**GIVEN PROBLEM:** Retype all of the data exactly as given.

══ DATA SUPPLIED ══

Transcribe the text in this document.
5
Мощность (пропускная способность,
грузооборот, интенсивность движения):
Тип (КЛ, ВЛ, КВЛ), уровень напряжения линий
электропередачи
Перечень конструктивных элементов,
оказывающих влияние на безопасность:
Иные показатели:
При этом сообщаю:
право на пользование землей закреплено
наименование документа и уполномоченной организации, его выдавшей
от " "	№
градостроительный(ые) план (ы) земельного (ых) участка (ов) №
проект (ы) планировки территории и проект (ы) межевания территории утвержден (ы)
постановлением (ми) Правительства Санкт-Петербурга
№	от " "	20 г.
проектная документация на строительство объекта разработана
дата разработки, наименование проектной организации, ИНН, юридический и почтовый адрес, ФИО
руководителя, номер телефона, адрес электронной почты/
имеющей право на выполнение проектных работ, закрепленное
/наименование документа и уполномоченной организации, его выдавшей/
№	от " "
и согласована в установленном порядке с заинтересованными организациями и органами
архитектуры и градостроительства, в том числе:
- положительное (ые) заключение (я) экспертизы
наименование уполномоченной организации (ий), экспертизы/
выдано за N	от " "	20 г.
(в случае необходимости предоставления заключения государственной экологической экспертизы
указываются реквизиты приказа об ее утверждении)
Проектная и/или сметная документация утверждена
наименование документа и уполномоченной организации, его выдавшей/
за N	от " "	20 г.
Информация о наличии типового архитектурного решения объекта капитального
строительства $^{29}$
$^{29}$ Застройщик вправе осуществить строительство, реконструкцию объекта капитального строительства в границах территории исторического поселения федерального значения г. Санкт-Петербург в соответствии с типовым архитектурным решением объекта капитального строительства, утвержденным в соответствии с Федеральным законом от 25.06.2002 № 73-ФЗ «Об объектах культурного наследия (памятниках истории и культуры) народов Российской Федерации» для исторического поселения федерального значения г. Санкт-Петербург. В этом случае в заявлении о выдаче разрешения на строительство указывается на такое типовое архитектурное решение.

═══

**EXERCISE OUTPUT:**
Transcribe the text in this document.
5
Мощность (пропускная способность,
грузооборот, интенсивность движения):
Тип (КЛ, ВЛ, КВЛ), уровень напряжения линий
электропередачи
Перечень конструктивных элементов,
оказывающих влияние на безопасность:
Иные показатели:
При этом сообщаю:
право на пользование землей закреплено
наименование документа и уполномоченной организации, его выдавшей
от " "	№
градостроительный(ые) план (ы) земельного (ых) участка (ов) №
проект (ы) планировки территории и проект (ы) межевания территории утвержден (ы)
постановлением (ми) Правительства Санкт-Петербурга
№	от " "	20 г.
проектная документация на строительство объекта разработана
дата разработки, наименование проектной организации, ИНН, юридический и почтовый адрес, ФИО
руководителя, номер телефона, адрес электронной почты/
имеющей право на выполнение проектных работ, закрепленное
/наименование документа и уполномоченной организации, его выдавшей/
№	от " "
и согласована в установленном порядке с заинтересованными организациями и органами
архитектуры и градостроительства, в том числе:
- положительное (ые) заключение (я) экспертизы
наименование уполномоченной организации (ий), экспертизы/
выдано за N	от " "	20 г.
(в случае необходимости предоставления заключения государственной экологической экспертизы
указываются реквизиты приказа об ее утверждении)
Проектная и/или сметная документация утверждена
наименование документа и уполномоченной организации, его выдавшей/
за N	от " "	20 г.
Информация о наличии типового архитектурного решения объекта капитального
строительства $^{29}$
$^{29}$ Застройщик вправе осуществить строительство, реконструкцию объекта капитального строительства в границах территории исторического поселения федерального значения г. Санкт-Петербург в соответствии с типовым архитектурным решением объекта капитального строительства, утвержденным в соответствии с Федеральным законом от 25.06.2002 № 73-ФЗ «Об объектах культурного наследия (памятниках истории и культуры) народов Российской Федерации» для исторического поселения федерального значения г. Санкт-Петербург. В этом случае в заявлении о выдаче разрешения на строительство указывается на такое типовое архитектурное решение.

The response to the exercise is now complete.